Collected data
________________________________________

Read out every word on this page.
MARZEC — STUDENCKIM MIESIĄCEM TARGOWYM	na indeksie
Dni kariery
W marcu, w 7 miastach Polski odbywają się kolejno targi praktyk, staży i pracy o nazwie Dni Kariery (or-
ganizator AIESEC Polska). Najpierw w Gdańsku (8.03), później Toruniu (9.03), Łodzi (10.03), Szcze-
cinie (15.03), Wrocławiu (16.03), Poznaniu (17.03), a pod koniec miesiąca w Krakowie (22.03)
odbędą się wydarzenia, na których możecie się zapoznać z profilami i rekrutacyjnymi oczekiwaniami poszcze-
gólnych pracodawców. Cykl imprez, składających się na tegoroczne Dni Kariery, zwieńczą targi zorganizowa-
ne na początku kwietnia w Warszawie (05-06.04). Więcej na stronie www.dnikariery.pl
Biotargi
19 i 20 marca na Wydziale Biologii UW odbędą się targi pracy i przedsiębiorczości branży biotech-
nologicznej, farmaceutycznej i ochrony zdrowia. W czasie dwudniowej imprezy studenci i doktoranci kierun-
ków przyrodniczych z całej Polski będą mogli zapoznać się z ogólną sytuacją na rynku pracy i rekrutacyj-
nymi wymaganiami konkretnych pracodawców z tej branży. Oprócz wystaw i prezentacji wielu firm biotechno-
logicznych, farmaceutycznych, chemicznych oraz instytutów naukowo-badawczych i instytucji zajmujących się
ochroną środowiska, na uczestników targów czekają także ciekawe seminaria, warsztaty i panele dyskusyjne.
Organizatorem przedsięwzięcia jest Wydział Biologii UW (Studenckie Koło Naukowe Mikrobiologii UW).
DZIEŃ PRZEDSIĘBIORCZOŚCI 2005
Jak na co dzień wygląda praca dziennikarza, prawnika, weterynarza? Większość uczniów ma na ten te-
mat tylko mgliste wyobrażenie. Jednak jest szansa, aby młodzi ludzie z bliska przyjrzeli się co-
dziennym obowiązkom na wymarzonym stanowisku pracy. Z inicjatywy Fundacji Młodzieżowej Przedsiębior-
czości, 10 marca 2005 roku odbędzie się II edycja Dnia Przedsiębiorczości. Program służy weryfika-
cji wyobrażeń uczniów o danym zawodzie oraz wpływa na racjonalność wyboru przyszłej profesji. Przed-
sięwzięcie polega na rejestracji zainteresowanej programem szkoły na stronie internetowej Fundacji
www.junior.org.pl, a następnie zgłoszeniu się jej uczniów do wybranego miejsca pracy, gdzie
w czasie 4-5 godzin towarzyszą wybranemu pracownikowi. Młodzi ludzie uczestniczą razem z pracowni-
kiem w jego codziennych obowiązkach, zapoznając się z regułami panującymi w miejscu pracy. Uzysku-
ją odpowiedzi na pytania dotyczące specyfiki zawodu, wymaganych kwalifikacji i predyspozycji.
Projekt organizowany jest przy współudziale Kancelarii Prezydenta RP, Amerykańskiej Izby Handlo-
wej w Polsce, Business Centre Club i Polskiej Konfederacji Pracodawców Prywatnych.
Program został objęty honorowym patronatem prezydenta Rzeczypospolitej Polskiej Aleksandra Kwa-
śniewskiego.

________________________________________

▶ **EXERCISE TASK**
From the entries above, extract every line where the word "zapoznać" appears.

▶ **SOLUTION TO THIS EXERCISE**
odbędą się wydarzenia, na których możecie się zapoznać z profilami i rekrutacyjnymi oczekiwaniami poszcze-
ków przyrodniczych z całej Polski będą mogli zapoznać się z ogólną sytuacją na rynku pracy i rekrutacyj-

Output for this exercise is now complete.